In this post, we will discuss the following topics: (a) Asynchronous Up counter for Positive edge-triggered flip-flops & (b) Asynchronous Up counter for Negative edge-triggered flip-flops. For both of these, we will refer to the Logic diagram, Timing diagram, and operational details of the counter.


Asynchronous Up counter for Positive edge-triggered flip-flops

In this section, we will discuss the Logic diagram, Timing diagram, and operation of the Asynchronous Up counter for Positive edge-triggered flip-flops.

Logic diagram

Figure (1.1) shows the logic diagram of the Asynchronous Up counter for Positive edge-triggered flip-flops.

In the figure below, you can see the arrangement of a clock signal for the asynchronous Up counter when the flip-flops are positive edge triggered.

Figure1.1: Logic diagram of 3-bit asynchronous binary UP counter using positive edge triggered D F/Fs.

Figure 1.1: Logic diagram of 3-bit asynchronous binary Up counter using the positive edge-triggered D F/Fs.

Timing diagram & Circuit Operation

Now, let’s discuss the circuit operation and timing diagram of the Asynchronous Up counter for Positive edge-triggered flip-flops.

Figure1.2: Timing diagram of 3-bit asynchronous binary UP counter for positive edge triggered F/Fs.
Figure 1.2: Timing diagram of 3-bit asynchronous binary Up counter for positive edge-triggered F/Fs.

From the above timing diagram (figure 1.2) it is clear that this 3-bit asynchronous counter counts upwards.

The output Q0 (LSB) changes its state (toggle) at each positive transition of the clock.

The output Q1 changes state (toggle) every time Q0 goes from HIGH to LOW, i.e. when Q0’ goes from LOW to HIGH (as Q0’ acts as the clock input for FF1).

Q2 (MSB) changes state (toggle) each time Q1 goes from HIGH to LOW, i.e. when Q1’ goes from LOW to HIGH (because Q1’ acts as the clock input for FF2).

Thus, in an Up counter, each flip-flop, except the LSB flip-flop, must toggle when the inverted output (Q’) of the preceding flip-flop goes from LOW to HIGH; this is clearly illustrated in figure 1.2

Also observe that, as the D flip-flops are positive edge sensitive, the inverted output (Q’) of the preceding flip-flop acts as the clock input signal for the next flip-flop and so on. In this clock arrangement (figure 1.1) the counter counts upwards and is known as the Up counter.

Asynchronous Up counter for Negative edge-triggered flip-flops

In this section, we will discuss the Logic diagram, Timing diagram, and operation of the Asynchronous Up counter for Negative edge-triggered flip-flops.

.....

Written request A.
Please reproduce the part of the up-counter text starting at "Figure1.1: Logic diagram" and ending at "of the clock.", unchanged.

.....

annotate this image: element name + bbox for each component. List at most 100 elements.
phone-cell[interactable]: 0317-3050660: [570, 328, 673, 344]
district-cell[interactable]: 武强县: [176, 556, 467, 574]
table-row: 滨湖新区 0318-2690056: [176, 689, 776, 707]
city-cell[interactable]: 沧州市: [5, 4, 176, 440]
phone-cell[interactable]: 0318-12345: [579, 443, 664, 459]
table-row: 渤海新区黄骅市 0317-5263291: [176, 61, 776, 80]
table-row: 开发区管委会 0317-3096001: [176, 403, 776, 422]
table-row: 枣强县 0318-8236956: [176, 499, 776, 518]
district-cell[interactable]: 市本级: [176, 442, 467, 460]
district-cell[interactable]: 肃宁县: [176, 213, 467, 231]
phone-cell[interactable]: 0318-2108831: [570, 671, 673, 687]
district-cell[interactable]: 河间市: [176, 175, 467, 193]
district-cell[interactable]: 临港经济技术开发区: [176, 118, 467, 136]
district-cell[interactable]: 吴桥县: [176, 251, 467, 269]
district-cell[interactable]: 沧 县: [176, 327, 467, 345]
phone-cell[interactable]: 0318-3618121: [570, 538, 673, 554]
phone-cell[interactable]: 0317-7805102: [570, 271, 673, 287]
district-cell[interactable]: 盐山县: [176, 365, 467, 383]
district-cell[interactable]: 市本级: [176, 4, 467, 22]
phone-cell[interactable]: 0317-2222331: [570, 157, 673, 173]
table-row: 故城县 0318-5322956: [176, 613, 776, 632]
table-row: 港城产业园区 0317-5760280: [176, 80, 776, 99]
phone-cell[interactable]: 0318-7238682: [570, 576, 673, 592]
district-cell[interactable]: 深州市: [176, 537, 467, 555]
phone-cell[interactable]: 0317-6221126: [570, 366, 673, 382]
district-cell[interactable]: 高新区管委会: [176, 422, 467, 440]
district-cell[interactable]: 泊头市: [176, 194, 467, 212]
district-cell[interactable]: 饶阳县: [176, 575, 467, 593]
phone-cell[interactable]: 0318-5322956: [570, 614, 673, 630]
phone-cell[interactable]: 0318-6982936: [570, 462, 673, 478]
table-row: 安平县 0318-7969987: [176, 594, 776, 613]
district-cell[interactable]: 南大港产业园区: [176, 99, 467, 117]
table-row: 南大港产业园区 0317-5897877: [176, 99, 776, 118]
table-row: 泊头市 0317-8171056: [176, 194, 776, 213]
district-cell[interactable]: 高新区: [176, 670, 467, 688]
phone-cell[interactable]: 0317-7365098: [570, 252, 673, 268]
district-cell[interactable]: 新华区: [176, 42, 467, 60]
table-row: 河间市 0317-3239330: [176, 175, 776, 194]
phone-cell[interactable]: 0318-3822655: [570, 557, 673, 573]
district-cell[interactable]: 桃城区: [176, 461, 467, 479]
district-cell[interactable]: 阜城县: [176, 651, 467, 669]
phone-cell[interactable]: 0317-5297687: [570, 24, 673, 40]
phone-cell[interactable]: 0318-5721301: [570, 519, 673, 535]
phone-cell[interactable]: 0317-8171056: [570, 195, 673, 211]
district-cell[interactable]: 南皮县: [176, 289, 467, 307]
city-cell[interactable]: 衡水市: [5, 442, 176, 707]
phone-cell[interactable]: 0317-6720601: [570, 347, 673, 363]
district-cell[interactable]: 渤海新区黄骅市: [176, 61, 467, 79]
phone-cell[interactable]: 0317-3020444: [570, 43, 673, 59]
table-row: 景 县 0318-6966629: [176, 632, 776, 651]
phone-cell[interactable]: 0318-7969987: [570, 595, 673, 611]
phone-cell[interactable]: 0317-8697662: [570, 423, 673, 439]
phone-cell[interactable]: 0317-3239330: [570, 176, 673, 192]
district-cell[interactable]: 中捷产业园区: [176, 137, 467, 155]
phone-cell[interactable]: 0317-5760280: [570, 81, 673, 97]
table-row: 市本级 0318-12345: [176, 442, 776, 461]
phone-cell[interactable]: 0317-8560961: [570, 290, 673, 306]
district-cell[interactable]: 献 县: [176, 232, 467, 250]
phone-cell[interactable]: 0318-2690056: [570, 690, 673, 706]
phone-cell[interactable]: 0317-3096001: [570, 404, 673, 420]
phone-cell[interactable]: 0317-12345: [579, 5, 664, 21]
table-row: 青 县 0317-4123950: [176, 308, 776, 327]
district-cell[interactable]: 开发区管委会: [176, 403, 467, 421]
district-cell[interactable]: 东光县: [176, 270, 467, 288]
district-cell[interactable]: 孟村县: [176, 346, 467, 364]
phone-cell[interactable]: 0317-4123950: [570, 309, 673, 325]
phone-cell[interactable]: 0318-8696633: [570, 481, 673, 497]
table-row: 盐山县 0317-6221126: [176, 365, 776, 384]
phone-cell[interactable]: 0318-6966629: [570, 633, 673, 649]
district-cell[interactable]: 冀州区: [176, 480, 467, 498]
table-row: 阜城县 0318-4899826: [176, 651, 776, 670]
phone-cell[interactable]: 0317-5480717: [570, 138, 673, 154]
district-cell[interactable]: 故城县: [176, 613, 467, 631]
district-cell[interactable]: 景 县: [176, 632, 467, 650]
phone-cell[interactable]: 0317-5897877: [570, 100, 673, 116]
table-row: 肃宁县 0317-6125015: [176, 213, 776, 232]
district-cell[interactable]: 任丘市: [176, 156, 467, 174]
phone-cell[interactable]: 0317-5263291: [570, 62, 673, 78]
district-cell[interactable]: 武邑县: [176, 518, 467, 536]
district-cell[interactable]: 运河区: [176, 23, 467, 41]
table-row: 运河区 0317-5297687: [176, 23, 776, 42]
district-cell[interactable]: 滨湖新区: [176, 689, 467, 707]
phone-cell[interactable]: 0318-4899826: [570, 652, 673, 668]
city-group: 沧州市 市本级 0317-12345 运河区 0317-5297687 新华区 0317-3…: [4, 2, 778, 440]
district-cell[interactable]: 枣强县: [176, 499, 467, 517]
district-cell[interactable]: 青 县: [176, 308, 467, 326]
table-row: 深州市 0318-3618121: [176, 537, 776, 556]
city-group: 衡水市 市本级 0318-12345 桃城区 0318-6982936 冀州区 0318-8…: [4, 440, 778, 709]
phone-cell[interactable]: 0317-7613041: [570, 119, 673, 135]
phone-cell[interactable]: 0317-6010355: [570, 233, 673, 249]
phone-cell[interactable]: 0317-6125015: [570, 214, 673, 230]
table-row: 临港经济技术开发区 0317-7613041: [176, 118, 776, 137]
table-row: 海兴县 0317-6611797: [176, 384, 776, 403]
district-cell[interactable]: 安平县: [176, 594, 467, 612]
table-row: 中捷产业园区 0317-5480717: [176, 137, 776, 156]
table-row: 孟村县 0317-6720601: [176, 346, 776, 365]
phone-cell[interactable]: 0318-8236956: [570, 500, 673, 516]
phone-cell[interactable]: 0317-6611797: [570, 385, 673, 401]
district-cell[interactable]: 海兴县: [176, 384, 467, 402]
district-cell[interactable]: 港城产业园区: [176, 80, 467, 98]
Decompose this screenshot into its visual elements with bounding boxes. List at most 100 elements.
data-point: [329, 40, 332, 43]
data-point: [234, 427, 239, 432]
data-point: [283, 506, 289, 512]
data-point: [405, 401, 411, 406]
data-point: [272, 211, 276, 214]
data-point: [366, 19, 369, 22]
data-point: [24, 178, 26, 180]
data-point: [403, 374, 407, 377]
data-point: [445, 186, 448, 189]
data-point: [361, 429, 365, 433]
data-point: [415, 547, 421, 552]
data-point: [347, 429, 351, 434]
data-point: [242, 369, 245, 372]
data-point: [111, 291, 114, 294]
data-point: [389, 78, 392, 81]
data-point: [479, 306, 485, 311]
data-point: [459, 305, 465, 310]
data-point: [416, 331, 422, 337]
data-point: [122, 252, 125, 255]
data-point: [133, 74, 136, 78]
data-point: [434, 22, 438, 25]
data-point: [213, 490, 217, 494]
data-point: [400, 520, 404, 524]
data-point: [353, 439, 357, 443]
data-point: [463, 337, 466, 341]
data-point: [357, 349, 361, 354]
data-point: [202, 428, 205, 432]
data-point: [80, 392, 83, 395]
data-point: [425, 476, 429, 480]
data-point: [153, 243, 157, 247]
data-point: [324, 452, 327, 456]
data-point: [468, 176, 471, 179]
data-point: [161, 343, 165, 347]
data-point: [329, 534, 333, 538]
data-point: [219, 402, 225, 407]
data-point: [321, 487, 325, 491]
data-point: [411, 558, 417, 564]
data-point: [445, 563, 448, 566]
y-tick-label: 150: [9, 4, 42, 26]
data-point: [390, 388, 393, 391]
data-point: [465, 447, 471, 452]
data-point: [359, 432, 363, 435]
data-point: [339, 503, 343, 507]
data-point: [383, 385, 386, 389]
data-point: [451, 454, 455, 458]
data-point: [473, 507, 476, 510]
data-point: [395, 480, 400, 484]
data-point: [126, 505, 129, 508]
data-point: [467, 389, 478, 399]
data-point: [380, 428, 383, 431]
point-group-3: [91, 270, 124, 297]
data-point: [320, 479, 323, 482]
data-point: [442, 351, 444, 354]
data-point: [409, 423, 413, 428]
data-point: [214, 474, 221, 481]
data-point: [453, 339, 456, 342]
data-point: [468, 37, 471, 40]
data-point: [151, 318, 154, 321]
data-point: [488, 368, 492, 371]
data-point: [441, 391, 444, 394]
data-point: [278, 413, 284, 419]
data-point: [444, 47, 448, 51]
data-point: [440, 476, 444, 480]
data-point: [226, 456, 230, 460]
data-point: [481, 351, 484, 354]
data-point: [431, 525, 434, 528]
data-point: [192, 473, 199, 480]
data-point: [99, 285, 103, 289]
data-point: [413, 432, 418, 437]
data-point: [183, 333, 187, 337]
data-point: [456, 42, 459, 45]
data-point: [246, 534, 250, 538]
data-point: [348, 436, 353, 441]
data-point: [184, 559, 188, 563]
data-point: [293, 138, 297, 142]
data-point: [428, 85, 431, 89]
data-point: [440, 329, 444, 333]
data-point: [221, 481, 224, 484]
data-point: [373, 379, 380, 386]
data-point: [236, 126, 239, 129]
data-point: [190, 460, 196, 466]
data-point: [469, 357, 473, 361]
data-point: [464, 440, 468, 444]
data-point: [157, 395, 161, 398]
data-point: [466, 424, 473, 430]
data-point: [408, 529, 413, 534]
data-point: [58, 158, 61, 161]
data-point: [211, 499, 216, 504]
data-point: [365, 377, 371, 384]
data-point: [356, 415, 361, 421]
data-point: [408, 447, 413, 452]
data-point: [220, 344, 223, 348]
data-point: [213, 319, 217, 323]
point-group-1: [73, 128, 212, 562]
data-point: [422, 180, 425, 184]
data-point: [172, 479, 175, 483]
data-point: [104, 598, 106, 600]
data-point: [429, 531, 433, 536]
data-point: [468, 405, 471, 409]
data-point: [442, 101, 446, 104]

.....

Written request B.
Transcribe the rows unchanged, starting at the first row and ending at the row that contains "district-cell[interactable]: 高新区: [176, 670, 467, 688]", with both of those rows included.

Final result A.
Figure1.1: Logic diagram of 3-bit asynchronous binary UP counter using positive edge triggered D F/Fs.

Figure 1.1: Logic diagram of 3-bit asynchronous binary Up counter using the positive edge-triggered D F/Fs.

Timing diagram & Circuit Operation

Now, let’s discuss the circuit operation and timing diagram of the Asynchronous Up counter for Positive edge-triggered flip-flops.

Figure1.2: Timing diagram of 3-bit asynchronous binary UP counter for positive edge triggered F/Fs.
Figure 1.2: Timing diagram of 3-bit asynchronous binary Up counter for positive edge-triggered F/Fs.

From the above timing diagram (figure 1.2) it is clear that this 3-bit asynchronous counter counts upwards.

The output Q0 (LSB) changes its state (toggle) at each positive transition of the clock.

Final result B.
annotate this image: element name + bbox for each component. List at most 100 elements.
phone-cell[interactable]: 0317-3050660: [570, 328, 673, 344]
district-cell[interactable]: 武强县: [176, 556, 467, 574]
table-row: 滨湖新区 0318-2690056: [176, 689, 776, 707]
city-cell[interactable]: 沧州市: [5, 4, 176, 440]
phone-cell[interactable]: 0318-12345: [579, 443, 664, 459]
table-row: 渤海新区黄骅市 0317-5263291: [176, 61, 776, 80]
table-row: 开发区管委会 0317-3096001: [176, 403, 776, 422]
table-row: 枣强县 0318-8236956: [176, 499, 776, 518]
district-cell[interactable]: 市本级: [176, 442, 467, 460]
district-cell[interactable]: 肃宁县: [176, 213, 467, 231]
phone-cell[interactable]: 0318-2108831: [570, 671, 673, 687]
district-cell[interactable]: 河间市: [176, 175, 467, 193]
district-cell[interactable]: 临港经济技术开发区: [176, 118, 467, 136]
district-cell[interactable]: 吴桥县: [176, 251, 467, 269]
district-cell[interactable]: 沧 县: [176, 327, 467, 345]
phone-cell[interactable]: 0318-3618121: [570, 538, 673, 554]
phone-cell[interactable]: 0317-7805102: [570, 271, 673, 287]
district-cell[interactable]: 盐山县: [176, 365, 467, 383]
district-cell[interactable]: 市本级: [176, 4, 467, 22]
phone-cell[interactable]: 0317-2222331: [570, 157, 673, 173]
table-row: 故城县 0318-5322956: [176, 613, 776, 632]
table-row: 港城产业园区 0317-5760280: [176, 80, 776, 99]
phone-cell[interactable]: 0318-7238682: [570, 576, 673, 592]
district-cell[interactable]: 深州市: [176, 537, 467, 555]
phone-cell[interactable]: 0317-6221126: [570, 366, 673, 382]
district-cell[interactable]: 高新区管委会: [176, 422, 467, 440]
district-cell[interactable]: 泊头市: [176, 194, 467, 212]
district-cell[interactable]: 饶阳县: [176, 575, 467, 593]
phone-cell[interactable]: 0318-5322956: [570, 614, 673, 630]
phone-cell[interactable]: 0318-6982936: [570, 462, 673, 478]
table-row: 安平县 0318-7969987: [176, 594, 776, 613]
district-cell[interactable]: 南大港产业园区: [176, 99, 467, 117]
table-row: 南大港产业园区 0317-5897877: [176, 99, 776, 118]
table-row: 泊头市 0317-8171056: [176, 194, 776, 213]
district-cell[interactable]: 高新区: [176, 670, 467, 688]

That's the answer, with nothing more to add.